>> begin Dataset records
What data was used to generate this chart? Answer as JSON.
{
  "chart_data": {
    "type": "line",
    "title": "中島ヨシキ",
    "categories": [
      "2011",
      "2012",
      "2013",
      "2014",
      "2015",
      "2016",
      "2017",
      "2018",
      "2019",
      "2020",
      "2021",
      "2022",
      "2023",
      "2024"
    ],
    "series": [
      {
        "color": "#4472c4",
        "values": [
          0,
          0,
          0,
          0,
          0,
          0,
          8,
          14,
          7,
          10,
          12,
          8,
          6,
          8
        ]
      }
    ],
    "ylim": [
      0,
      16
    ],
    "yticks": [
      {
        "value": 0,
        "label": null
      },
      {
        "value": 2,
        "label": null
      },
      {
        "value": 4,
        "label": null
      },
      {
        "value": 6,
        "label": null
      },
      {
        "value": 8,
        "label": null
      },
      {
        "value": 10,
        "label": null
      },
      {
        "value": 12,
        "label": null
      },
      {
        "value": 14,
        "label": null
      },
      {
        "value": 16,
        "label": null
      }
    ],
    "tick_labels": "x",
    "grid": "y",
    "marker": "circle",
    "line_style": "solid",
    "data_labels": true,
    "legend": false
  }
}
>> end Dataset records
All of the entries need to be reproduced exactly; please write them out.

What data was used to generate this chart? Answer as JSON.
{
  "chart_data": {
    "type": "line",
    "title": "中島ヨシキ",
    "categories": [
      "2011",
      "2012",
      "2013",
      "2014",
      "2015",
      "2016",
      "2017",
      "2018",
      "2019",
      "2020",
      "2021",
      "2022",
      "2023",
      "2024"
    ],
    "series": [
      {
        "color": "#4472c4",
        "values": [
          0,
          0,
          0,
          0,
          0,
          0,
          8,
          14,
          7,
          10,
          12,
          8,
          6,
          8
        ]
      }
    ],
    "ylim": [
      0,
      16
    ],
    "yticks": [
      {
        "value": 0,
        "label": null
      },
      {
        "value": 2,
        "label": null
      },
      {
        "value": 4,
        "label": null
      },
      {
        "value": 6,
        "label": null
      },
      {
        "value": 8,
        "label": null
      },
      {
        "value": 10,
        "label": null
      },
      {
        "value": 12,
        "label": null
      },
      {
        "value": 14,
        "label": null
      },
      {
        "value": 16,
        "label": null
      }
    ],
    "tick_labels": "x",
    "grid": "y",
    "marker": "circle",
    "line_style": "solid",
    "data_labels": true,
    "legend": false
  }
}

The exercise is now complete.